*What the exercise asks*
In the entries that follow, count each line containing "漫漫治愈FM" and state the total, nothing more.

***** Source records

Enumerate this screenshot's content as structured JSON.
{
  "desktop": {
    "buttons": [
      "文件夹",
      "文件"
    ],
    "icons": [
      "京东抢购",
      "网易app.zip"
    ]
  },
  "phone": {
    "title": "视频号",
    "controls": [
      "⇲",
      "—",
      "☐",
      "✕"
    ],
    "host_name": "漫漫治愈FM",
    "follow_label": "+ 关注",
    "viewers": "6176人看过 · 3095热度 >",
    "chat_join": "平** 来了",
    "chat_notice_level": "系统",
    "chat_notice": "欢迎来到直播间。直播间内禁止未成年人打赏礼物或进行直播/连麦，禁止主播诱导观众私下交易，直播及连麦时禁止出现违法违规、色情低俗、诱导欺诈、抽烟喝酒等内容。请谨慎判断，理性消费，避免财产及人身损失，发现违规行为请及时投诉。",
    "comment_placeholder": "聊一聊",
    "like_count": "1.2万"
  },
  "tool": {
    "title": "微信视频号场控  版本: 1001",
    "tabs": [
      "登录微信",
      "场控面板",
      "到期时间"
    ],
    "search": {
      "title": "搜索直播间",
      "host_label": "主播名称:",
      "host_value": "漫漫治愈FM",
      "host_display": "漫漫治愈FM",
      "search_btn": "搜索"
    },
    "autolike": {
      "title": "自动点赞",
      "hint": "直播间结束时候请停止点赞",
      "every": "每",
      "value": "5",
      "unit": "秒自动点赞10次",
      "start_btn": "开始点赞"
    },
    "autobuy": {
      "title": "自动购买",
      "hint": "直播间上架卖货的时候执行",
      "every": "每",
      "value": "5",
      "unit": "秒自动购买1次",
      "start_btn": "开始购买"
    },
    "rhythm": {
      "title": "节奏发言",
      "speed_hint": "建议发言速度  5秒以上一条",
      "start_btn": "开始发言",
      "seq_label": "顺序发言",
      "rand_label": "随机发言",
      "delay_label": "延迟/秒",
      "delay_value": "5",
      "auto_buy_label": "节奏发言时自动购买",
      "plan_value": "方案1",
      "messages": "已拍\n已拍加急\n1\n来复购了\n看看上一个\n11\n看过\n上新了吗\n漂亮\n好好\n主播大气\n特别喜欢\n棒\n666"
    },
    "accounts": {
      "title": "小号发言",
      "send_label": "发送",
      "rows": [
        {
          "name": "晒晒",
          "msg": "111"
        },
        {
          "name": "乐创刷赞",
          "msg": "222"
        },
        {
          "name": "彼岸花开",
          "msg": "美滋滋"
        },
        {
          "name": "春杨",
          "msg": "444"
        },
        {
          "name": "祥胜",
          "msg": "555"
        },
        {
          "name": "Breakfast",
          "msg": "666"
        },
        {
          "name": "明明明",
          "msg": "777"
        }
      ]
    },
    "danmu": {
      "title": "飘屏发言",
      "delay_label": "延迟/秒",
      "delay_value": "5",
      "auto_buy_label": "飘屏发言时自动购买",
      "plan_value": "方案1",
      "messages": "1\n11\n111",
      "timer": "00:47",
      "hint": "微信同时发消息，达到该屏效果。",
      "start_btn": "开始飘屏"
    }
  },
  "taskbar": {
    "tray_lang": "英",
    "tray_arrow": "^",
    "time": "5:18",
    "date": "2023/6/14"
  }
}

**********

*Answer below*
3